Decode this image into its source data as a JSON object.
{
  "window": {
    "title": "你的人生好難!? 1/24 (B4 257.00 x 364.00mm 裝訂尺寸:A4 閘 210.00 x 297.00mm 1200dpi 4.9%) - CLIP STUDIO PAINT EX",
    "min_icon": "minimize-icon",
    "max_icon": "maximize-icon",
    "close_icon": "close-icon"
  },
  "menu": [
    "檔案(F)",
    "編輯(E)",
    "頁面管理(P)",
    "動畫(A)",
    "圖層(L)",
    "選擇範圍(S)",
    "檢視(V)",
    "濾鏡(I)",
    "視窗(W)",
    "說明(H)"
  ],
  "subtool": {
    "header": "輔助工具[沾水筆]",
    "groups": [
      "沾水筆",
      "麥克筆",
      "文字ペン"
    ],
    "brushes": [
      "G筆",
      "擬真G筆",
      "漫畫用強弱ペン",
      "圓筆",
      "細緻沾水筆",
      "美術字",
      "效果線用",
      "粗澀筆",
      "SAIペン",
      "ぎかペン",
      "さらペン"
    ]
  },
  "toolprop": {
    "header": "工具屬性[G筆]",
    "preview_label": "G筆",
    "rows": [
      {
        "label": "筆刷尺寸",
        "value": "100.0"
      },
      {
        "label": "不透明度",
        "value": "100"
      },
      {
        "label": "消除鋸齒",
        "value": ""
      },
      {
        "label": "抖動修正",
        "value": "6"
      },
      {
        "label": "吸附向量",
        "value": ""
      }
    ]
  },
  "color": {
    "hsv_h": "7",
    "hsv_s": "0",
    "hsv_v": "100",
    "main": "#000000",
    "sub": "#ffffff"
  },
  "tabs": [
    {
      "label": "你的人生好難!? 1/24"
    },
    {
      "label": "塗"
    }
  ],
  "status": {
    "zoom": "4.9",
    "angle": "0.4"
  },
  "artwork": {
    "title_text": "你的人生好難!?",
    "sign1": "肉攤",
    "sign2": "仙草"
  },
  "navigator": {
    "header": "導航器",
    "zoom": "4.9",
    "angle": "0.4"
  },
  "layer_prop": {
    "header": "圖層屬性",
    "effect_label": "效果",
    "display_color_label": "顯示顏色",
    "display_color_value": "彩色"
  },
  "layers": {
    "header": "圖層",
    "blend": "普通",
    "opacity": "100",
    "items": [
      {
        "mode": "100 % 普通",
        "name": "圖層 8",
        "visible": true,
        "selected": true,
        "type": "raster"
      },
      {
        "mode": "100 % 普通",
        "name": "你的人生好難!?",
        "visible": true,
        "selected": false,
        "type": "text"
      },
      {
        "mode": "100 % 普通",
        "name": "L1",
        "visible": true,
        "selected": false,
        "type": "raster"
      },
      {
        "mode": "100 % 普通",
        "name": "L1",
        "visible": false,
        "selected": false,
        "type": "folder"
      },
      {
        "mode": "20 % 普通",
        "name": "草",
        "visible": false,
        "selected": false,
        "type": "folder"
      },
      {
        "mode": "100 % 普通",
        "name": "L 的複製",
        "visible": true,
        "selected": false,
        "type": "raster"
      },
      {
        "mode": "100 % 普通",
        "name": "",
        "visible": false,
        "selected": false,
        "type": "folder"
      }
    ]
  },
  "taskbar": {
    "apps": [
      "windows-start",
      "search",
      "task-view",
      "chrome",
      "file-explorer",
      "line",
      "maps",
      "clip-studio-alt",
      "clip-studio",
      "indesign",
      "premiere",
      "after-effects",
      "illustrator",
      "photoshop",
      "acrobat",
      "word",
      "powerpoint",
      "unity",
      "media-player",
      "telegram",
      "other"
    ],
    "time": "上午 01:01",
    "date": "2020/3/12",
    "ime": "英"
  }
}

→ DIRECTIONS FOR THIS TASK: Using the data above, say how many lines include "header". No other reply is needed.

→ TASK SOLUTION: 5